Rows from a figure dataset
#####

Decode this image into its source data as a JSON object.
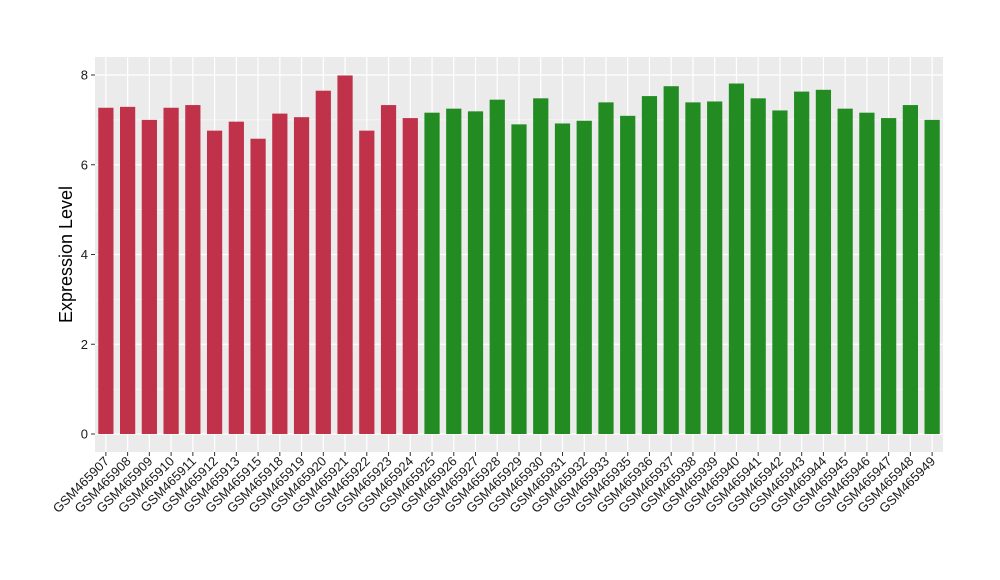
{
  "chart_data": {
    "type": "bar",
    "title": "",
    "xlabel": "",
    "ylabel": "Expression Level",
    "ylim": [
      0,
      8.3
    ],
    "yticks": [
      0,
      2,
      4,
      6,
      8
    ],
    "grid": true,
    "legend": "none",
    "colors": {
      "group1": "#C0314A",
      "group2": "#228B22",
      "panel_bg": "#EBEBEB",
      "grid": "#FFFFFF"
    },
    "categories": [
      "GSM465907",
      "GSM465908",
      "GSM465909",
      "GSM465910",
      "GSM465911",
      "GSM465912",
      "GSM465913",
      "GSM465915",
      "GSM465918",
      "GSM465919",
      "GSM465920",
      "GSM465921",
      "GSM465922",
      "GSM465923",
      "GSM465924",
      "GSM465925",
      "GSM465926",
      "GSM465927",
      "GSM465928",
      "GSM465929",
      "GSM465930",
      "GSM465931",
      "GSM465932",
      "GSM465933",
      "GSM465935",
      "GSM465936",
      "GSM465937",
      "GSM465938",
      "GSM465939",
      "GSM465940",
      "GSM465941",
      "GSM465942",
      "GSM465943",
      "GSM465944",
      "GSM465945",
      "GSM465946",
      "GSM465947",
      "GSM465948",
      "GSM465949"
    ],
    "values": [
      7.27,
      7.29,
      7.0,
      7.27,
      7.33,
      6.76,
      6.96,
      6.58,
      7.14,
      7.06,
      7.65,
      7.99,
      6.76,
      7.33,
      7.04,
      7.16,
      7.25,
      7.19,
      7.45,
      6.9,
      7.48,
      6.92,
      6.98,
      7.39,
      7.09,
      7.53,
      7.75,
      7.39,
      7.41,
      7.81,
      7.48,
      7.21,
      7.63,
      7.67,
      7.25,
      7.16,
      7.04,
      7.33,
      7.0
    ],
    "groups": [
      1,
      1,
      1,
      1,
      1,
      1,
      1,
      1,
      1,
      1,
      1,
      1,
      1,
      1,
      1,
      2,
      2,
      2,
      2,
      2,
      2,
      2,
      2,
      2,
      2,
      2,
      2,
      2,
      2,
      2,
      2,
      2,
      2,
      2,
      2,
      2,
      2,
      2,
      2
    ]
  }
}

#####

• _Goal_: Write the material out again exactly as it appears, dropping the pictures.

• _Result of the task_:
Decode this image into its source data as a JSON object.
{
  "chart_data": {
    "type": "bar",
    "title": "",
    "xlabel": "",
    "ylabel": "Expression Level",
    "ylim": [
      0,
      8.3
    ],
    "yticks": [
      0,
      2,
      4,
      6,
      8
    ],
    "grid": true,
    "legend": "none",
    "colors": {
      "group1": "#C0314A",
      "group2": "#228B22",
      "panel_bg": "#EBEBEB",
      "grid": "#FFFFFF"
    },
    "categories": [
      "GSM465907",
      "GSM465908",
      "GSM465909",
      "GSM465910",
      "GSM465911",
      "GSM465912",
      "GSM465913",
      "GSM465915",
      "GSM465918",
      "GSM465919",
      "GSM465920",
      "GSM465921",
      "GSM465922",
      "GSM465923",
      "GSM465924",
      "GSM465925",
      "GSM465926",
      "GSM465927",
      "GSM465928",
      "GSM465929",
      "GSM465930",
      "GSM465931",
      "GSM465932",
      "GSM465933",
      "GSM465935",
      "GSM465936",
      "GSM465937",
      "GSM465938",
      "GSM465939",
      "GSM465940",
      "GSM465941",
      "GSM465942",
      "GSM465943",
      "GSM465944",
      "GSM465945",
      "GSM465946",
      "GSM465947",
      "GSM465948",
      "GSM465949"
    ],
    "values": [
      7.27,
      7.29,
      7.0,
      7.27,
      7.33,
      6.76,
      6.96,
      6.58,
      7.14,
      7.06,
      7.65,
      7.99,
      6.76,
      7.33,
      7.04,
      7.16,
      7.25,
      7.19,
      7.45,
      6.9,
      7.48,
      6.92,
      6.98,
      7.39,
      7.09,
      7.53,
      7.75,
      7.39,
      7.41,
      7.81,
      7.48,
      7.21,
      7.63,
      7.67,
      7.25,
      7.16,
      7.04,
      7.33,
      7.0
    ],
    "groups": [
      1,
      1,
      1,
      1,
      1,
      1,
      1,
      1,
      1,
      1,
      1,
      1,
      1,
      1,
      1,
      2,
      2,
      2,
      2,
      2,
      2,
      2,
      2,
      2,
      2,
      2,
      2,
      2,
      2,
      2,
      2,
      2,
      2,
      2,
      2,
      2,
      2,
      2,
      2
    ]
  }
}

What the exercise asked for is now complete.